** begin **

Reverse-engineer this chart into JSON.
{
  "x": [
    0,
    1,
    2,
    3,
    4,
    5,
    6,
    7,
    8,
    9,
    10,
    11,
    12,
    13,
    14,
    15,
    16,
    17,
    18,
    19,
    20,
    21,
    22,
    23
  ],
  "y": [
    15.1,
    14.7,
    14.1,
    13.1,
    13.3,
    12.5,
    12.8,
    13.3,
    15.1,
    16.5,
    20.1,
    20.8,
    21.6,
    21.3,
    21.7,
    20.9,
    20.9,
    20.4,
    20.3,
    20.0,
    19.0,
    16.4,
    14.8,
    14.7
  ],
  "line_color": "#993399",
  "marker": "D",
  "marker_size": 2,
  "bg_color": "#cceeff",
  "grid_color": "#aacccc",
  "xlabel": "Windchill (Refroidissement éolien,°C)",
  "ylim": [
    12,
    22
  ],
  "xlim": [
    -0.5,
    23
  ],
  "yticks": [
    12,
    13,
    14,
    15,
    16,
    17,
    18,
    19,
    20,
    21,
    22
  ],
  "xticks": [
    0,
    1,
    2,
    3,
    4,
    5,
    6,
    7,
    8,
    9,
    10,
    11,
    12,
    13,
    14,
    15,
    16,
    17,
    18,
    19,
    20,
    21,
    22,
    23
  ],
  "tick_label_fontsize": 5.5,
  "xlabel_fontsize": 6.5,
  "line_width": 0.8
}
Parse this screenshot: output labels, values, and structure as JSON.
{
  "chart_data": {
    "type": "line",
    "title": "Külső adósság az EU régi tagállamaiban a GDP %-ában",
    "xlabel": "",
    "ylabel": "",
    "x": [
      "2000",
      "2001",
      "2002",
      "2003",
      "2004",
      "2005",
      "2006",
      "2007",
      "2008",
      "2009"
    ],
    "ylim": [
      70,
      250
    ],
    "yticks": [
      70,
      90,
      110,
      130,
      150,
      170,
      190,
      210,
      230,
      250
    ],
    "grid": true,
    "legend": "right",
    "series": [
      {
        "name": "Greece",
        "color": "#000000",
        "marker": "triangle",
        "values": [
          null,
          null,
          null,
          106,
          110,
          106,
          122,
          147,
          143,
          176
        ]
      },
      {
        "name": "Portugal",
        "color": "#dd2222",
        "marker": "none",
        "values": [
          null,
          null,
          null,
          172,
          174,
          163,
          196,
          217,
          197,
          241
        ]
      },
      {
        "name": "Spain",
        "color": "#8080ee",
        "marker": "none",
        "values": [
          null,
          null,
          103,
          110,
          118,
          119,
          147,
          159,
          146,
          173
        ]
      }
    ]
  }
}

** end **

Copy out each record from above, exactly.

■ Solution to the problem
Reverse-engineer this chart into JSON.
{
  "x": [
    0,
    1,
    2,
    3,
    4,
    5,
    6,
    7,
    8,
    9,
    10,
    11,
    12,
    13,
    14,
    15,
    16,
    17,
    18,
    19,
    20,
    21,
    22,
    23
  ],
  "y": [
    15.1,
    14.7,
    14.1,
    13.1,
    13.3,
    12.5,
    12.8,
    13.3,
    15.1,
    16.5,
    20.1,
    20.8,
    21.6,
    21.3,
    21.7,
    20.9,
    20.9,
    20.4,
    20.3,
    20.0,
    19.0,
    16.4,
    14.8,
    14.7
  ],
  "line_color": "#993399",
  "marker": "D",
  "marker_size": 2,
  "bg_color": "#cceeff",
  "grid_color": "#aacccc",
  "xlabel": "Windchill (Refroidissement éolien,°C)",
  "ylim": [
    12,
    22
  ],
  "xlim": [
    -0.5,
    23
  ],
  "yticks": [
    12,
    13,
    14,
    15,
    16,
    17,
    18,
    19,
    20,
    21,
    22
  ],
  "xticks": [
    0,
    1,
    2,
    3,
    4,
    5,
    6,
    7,
    8,
    9,
    10,
    11,
    12,
    13,
    14,
    15,
    16,
    17,
    18,
    19,
    20,
    21,
    22,
    23
  ],
  "tick_label_fontsize": 5.5,
  "xlabel_fontsize": 6.5,
  "line_width": 0.8
}
Parse this screenshot: output labels, values, and structure as JSON.
{
  "chart_data": {
    "type": "line",
    "title": "Külső adósság az EU régi tagállamaiban a GDP %-ában",
    "xlabel": "",
    "ylabel": "",
    "x": [
      "2000",
      "2001",
      "2002",
      "2003",
      "2004",
      "2005",
      "2006",
      "2007",
      "2008",
      "2009"
    ],
    "ylim": [
      70,
      250
    ],
    "yticks": [
      70,
      90,
      110,
      130,
      150,
      170,
      190,
      210,
      230,
      250
    ],
    "grid": true,
    "legend": "right",
    "series": [
      {
        "name": "Greece",
        "color": "#000000",
        "marker": "triangle",
        "values": [
          null,
          null,
          null,
          106,
          110,
          106,
          122,
          147,
          143,
          176
        ]
      },
      {
        "name": "Portugal",
        "color": "#dd2222",
        "marker": "none",
        "values": [
          null,
          null,
          null,
          172,
          174,
          163,
          196,
          217,
          197,
          241
        ]
      },
      {
        "name": "Spain",
        "color": "#8080ee",
        "marker": "none",
        "values": [
          null,
          null,
          103,
          110,
          118,
          119,
          147,
          159,
          146,
          173
        ]
      }
    ]
  }
}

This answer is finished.